-- START OF RECORDED INFORMATION --
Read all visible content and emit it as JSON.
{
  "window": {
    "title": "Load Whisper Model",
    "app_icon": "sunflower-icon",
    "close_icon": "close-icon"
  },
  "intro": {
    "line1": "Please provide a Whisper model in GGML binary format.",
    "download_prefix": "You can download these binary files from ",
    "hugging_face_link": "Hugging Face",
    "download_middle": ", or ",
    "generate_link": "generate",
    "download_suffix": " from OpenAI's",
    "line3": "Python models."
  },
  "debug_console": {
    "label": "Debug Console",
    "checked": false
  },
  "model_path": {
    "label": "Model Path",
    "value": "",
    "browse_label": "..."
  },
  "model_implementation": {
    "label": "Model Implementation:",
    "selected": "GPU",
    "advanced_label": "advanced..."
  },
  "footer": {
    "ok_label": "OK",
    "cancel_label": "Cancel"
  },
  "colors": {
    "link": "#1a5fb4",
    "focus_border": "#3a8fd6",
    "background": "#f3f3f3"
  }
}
-- END OF RECORDED INFORMATION --
-- START OF RECORDED INFORMATION --
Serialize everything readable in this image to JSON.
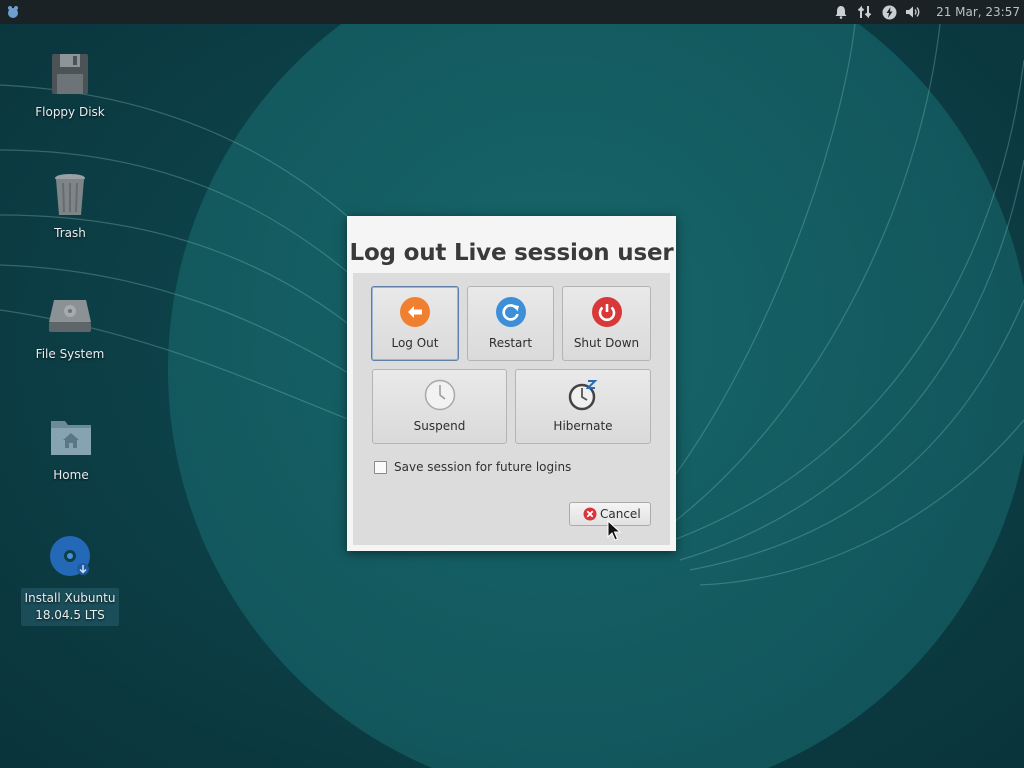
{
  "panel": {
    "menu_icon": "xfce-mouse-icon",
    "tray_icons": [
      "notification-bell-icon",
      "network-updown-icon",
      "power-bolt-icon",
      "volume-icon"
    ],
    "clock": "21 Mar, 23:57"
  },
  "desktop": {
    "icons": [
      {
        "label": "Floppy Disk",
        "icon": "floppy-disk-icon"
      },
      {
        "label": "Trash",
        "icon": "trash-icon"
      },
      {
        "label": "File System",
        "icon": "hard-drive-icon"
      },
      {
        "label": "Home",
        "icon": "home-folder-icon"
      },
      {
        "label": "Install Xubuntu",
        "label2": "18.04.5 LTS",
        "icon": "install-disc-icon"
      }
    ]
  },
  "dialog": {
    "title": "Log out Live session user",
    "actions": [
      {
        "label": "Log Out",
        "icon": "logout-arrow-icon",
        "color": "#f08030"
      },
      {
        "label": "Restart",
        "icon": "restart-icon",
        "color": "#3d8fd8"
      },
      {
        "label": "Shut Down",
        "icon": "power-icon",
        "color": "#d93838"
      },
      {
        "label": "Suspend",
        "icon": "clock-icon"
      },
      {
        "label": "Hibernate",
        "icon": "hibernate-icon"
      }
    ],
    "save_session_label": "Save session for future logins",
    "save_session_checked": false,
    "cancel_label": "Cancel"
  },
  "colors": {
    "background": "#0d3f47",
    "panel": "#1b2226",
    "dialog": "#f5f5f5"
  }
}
-- END OF RECORDED INFORMATION --
> _DO THIS_
Only a number is wanted: how many lines above include "Whisper"?

> _REPLY_
2